◆ 課題概要 1: ケクチュ9話のあらすじで、街道でチョン・ボンサムがぶつかった商人の名前は何か。

**** 文書 ****

韓国ドラマ客主-ケクチュ-商売の神9話のあらすじと感想
目次
あらすじ
老医員の家。チョン・ボンサムは散歩(徘徊)から戻って来た高齢で認知症の医員に握り飯をあげました。
「お前の姉さんはすごいな。両班の奥様みたいだ。蓮の花の飾りがついた立派な輿に乗っていた。」
医員のおじいさんはボンサムに言いました。
「爺さんの寝言は聞きたくない。帰るぞ?」
ボンサムが言うと医員の娘のおばさんは父を世話するため庭に野菜を持って入って来ました。
「お嬢さん(アガシ)。こんにちは。」
「まあいらっしゃい。服が濡れてるわ。脱いで。」
女性は父の服をまさぐりはじめました。
女性は父の服をまさぐりはじめました。
「じゃあ爺さん。元気でな。来年も来る。死ぬんじゃないぞ。長生きしろよ。わかったな。」
ボンサムは腰掛けていた台の上にお金を置きました。
「ありがとうね。アイゴ。これは何なの?」
医員の娘は貰ったお金を巾着にしまうと老医員の服を脱がせようとしました。医員はソホン(チョン・ソレ)の簪を落としました。
「奥様がくれたんだ。」
医員は大事そうに簪を手に取りました。
「サンゴの簪は高いんでしょ。盗んだの?」
「違うよ。ボンサムのお姉さんがくれたんだ!」
医員は言いました。
「爺さん。本当に来たんだな。姉さんを見たのか?」
ボンサムは振り返ると尋ねました。
「来たのは確かだけど両班の側室みたいだった。」
医員の娘は言いました。
「爺さん。本当に姉さんが来たのか?」
「言っただろ。輿に乗って来てお堂に入った。ボンサム!持っていけ。お前の母の形見だって。お前の嫁に渡すはずの物だって。」
医員は形見の簪をボンサムに渡しました。
「姉さん!姉さん!チョン・ソレ!どこだ!姉さん!姉さん!」
ボンサムは駆けだして市場に行きました。
輿に乗り市場を通過していたソホン(チョン・ソレ)はボンサムの声が聞こえたような気がして弟が恋しくなって涙を流しました。
「チョン・ソレ!どこだ!チョン・ソレ!」
チョン・ボンサムは街道を通る商人のソンドルにぶつかりました。
「お前!ふざけんな!や〜!」
ぶつけられたソンドルはボンサムに怒鳴りました。

**** データ抜粋 ****

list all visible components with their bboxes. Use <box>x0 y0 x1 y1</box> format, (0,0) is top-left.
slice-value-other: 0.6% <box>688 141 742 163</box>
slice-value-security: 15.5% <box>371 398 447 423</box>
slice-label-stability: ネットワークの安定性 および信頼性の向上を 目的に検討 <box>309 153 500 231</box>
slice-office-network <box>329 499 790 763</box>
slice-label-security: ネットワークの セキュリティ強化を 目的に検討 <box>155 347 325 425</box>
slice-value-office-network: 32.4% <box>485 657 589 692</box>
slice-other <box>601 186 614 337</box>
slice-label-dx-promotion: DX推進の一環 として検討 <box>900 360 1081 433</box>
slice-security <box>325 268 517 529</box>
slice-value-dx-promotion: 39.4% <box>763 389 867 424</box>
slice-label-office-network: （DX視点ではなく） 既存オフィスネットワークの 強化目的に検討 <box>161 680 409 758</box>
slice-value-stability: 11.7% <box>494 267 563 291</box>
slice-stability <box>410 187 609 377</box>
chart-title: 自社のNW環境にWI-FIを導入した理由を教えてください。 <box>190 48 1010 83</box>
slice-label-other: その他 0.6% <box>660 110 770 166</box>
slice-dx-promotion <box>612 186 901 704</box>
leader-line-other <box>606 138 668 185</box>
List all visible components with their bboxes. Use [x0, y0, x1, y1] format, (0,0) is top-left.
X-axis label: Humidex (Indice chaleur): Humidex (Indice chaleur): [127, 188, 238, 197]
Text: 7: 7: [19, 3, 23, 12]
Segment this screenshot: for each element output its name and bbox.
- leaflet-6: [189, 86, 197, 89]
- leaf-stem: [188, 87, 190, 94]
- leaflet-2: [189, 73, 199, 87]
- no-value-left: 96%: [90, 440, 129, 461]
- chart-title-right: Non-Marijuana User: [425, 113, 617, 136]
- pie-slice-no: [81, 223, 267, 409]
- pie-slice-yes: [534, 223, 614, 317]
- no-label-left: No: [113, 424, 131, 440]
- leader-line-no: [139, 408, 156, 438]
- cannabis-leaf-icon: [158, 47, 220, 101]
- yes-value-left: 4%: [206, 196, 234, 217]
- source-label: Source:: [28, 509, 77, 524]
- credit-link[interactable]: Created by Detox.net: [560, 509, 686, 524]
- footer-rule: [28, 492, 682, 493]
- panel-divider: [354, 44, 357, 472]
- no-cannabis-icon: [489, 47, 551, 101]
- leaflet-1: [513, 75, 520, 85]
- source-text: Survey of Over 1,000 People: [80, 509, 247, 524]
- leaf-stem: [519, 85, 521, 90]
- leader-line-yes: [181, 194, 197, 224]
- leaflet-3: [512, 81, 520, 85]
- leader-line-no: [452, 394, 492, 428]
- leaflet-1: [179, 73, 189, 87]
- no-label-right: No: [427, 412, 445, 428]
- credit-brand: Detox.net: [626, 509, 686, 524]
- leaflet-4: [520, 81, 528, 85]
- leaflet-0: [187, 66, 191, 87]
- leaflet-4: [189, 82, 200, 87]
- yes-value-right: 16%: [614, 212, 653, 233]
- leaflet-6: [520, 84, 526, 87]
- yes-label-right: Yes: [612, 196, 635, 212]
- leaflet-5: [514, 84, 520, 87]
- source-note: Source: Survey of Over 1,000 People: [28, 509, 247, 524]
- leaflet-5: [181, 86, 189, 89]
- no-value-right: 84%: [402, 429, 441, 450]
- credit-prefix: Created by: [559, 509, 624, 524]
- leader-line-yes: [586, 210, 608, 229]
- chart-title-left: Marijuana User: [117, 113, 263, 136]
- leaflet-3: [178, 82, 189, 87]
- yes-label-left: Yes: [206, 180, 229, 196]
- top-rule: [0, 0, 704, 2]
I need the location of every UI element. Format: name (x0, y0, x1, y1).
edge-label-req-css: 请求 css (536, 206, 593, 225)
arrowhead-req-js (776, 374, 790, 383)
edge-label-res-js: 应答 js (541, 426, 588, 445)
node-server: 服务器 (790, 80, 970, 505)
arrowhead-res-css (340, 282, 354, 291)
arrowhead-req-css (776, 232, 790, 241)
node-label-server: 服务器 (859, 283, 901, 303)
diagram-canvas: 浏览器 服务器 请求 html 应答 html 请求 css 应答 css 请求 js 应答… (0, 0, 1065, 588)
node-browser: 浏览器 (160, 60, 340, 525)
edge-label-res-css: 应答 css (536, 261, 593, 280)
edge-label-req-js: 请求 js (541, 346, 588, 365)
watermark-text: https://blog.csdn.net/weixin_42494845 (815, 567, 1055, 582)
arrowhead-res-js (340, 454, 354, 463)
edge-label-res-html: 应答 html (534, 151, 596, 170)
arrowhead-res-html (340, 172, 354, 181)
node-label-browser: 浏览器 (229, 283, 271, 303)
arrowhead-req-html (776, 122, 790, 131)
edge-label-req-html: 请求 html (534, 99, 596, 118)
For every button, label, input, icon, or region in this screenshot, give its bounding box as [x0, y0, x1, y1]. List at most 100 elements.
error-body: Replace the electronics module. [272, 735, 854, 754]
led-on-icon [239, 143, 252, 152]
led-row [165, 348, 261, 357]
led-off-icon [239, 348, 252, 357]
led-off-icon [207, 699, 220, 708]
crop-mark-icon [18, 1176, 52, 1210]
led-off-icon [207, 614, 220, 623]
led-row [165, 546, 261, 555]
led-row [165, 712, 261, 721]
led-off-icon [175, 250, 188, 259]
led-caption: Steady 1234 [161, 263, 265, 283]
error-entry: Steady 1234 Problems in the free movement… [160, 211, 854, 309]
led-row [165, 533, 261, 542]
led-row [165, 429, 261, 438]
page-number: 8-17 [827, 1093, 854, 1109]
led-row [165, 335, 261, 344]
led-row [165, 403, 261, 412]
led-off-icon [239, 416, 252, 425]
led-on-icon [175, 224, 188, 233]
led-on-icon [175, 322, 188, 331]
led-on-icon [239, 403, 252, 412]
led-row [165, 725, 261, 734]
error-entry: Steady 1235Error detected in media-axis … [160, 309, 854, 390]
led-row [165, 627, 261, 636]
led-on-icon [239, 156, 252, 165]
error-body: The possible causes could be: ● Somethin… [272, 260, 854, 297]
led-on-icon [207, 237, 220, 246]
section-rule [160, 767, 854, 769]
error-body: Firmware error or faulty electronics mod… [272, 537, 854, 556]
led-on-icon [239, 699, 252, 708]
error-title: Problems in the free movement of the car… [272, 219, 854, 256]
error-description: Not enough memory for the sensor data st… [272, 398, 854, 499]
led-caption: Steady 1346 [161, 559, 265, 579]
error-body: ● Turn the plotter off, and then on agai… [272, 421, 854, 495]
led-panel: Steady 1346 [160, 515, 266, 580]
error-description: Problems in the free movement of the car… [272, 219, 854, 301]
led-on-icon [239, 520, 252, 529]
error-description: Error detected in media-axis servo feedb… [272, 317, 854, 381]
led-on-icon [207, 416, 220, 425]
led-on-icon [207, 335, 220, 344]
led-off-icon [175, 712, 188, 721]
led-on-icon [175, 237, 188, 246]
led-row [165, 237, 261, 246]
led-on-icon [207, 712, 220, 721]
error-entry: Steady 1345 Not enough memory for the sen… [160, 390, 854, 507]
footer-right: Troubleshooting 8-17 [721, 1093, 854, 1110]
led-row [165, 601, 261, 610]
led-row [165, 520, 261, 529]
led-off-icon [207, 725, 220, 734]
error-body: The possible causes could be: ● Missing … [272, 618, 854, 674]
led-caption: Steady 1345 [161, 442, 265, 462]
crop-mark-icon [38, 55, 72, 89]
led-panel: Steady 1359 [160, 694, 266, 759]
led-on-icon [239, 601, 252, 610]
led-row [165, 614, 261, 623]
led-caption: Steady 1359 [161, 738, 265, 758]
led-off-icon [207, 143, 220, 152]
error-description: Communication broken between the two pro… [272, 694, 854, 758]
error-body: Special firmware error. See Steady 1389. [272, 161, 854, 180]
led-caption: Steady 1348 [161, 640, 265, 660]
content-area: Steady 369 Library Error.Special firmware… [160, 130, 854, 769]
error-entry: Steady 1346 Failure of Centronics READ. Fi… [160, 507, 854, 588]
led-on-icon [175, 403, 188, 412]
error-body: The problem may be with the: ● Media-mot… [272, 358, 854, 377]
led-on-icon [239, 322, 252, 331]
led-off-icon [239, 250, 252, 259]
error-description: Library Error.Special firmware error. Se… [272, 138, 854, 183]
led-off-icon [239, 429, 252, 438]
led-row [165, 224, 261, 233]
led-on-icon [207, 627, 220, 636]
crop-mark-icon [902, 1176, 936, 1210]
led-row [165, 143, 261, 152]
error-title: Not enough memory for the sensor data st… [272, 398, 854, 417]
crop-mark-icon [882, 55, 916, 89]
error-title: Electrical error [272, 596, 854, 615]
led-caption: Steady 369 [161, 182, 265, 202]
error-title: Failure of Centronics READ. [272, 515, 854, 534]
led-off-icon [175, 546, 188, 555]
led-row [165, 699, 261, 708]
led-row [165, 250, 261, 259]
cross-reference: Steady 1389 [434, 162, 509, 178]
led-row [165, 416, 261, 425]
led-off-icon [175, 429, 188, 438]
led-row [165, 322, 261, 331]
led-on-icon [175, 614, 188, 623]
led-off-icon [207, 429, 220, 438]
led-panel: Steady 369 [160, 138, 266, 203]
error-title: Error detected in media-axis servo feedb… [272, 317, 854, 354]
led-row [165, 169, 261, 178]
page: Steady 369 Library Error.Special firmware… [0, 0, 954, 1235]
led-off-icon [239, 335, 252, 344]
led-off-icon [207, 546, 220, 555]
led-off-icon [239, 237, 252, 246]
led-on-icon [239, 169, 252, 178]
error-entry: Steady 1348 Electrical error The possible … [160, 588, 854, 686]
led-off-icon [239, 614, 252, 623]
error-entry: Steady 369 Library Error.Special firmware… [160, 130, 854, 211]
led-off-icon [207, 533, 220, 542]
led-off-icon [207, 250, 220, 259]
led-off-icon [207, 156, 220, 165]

****

◆ 課題概要 2: レコードの先頭行から「slice-label-stability: ネットワークの安定性 および信頼性の向上を」を含む行までを、両端の行も含めて一字一句変えずに書き写せ。

◆ 演習の出力 1: ソンドル

◆ 演習の出力 2:
list all visible components with their bboxes. Use <box>x0 y0 x1 y1</box> format, (0,0) is top-left.
slice-value-other: 0.6% <box>688 141 742 163</box>
slice-value-security: 15.5% <box>371 398 447 423</box>
slice-label-stability: ネットワークの安定性 および信頼性の向上を 目的に検討 <box>309 153 500 231</box>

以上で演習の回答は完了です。